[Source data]
· · · · · · ·

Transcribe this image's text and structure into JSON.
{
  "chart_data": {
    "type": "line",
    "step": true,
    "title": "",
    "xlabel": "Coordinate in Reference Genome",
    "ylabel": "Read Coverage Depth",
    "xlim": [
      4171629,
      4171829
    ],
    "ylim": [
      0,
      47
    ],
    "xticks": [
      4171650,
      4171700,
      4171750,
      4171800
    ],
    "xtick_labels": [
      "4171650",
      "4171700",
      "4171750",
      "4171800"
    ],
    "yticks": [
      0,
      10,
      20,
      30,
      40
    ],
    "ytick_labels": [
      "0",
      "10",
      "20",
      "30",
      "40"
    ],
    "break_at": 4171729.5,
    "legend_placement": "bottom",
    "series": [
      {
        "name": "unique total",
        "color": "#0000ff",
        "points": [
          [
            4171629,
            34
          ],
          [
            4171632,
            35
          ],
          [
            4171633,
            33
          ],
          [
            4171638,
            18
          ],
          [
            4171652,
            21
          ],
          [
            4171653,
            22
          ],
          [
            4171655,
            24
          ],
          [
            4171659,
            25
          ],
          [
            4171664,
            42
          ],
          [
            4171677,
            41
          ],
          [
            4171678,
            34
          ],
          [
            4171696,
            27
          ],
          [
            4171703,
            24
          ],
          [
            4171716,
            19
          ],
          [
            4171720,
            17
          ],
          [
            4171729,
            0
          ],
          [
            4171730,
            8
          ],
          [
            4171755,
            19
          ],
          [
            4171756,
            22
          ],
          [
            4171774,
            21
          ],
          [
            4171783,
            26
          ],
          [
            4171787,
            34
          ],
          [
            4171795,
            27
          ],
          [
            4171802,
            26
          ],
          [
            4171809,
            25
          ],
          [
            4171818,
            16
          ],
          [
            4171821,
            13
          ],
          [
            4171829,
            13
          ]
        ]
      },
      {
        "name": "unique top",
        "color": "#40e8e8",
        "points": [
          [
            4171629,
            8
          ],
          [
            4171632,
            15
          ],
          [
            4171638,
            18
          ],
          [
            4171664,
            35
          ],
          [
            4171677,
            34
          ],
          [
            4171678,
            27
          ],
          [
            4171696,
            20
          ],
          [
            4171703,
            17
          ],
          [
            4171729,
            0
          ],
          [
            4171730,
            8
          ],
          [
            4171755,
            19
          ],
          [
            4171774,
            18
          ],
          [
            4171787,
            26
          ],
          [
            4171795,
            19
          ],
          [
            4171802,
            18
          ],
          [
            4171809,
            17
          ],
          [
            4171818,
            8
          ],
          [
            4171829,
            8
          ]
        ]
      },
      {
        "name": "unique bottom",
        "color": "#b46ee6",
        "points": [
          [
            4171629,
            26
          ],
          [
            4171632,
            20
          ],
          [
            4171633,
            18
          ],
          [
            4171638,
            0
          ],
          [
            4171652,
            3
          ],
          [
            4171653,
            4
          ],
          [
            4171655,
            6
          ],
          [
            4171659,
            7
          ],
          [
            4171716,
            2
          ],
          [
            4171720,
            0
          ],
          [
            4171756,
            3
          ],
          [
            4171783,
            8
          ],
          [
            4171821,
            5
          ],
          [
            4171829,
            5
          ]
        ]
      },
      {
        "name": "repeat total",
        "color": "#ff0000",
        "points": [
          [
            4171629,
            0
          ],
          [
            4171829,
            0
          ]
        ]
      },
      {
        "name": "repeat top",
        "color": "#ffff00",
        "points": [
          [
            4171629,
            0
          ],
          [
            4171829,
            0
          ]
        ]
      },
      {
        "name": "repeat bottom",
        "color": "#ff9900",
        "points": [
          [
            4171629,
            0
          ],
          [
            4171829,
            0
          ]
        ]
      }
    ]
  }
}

· · · · · · ·

* Problem to solve
Select the lines from the entries that include the word "color".

* Problem solution
        "color": "#0000ff",
        "color": "#40e8e8",
        "color": "#b46ee6",
        "color": "#ff0000",
        "color": "#ffff00",
        "color": "#ff9900",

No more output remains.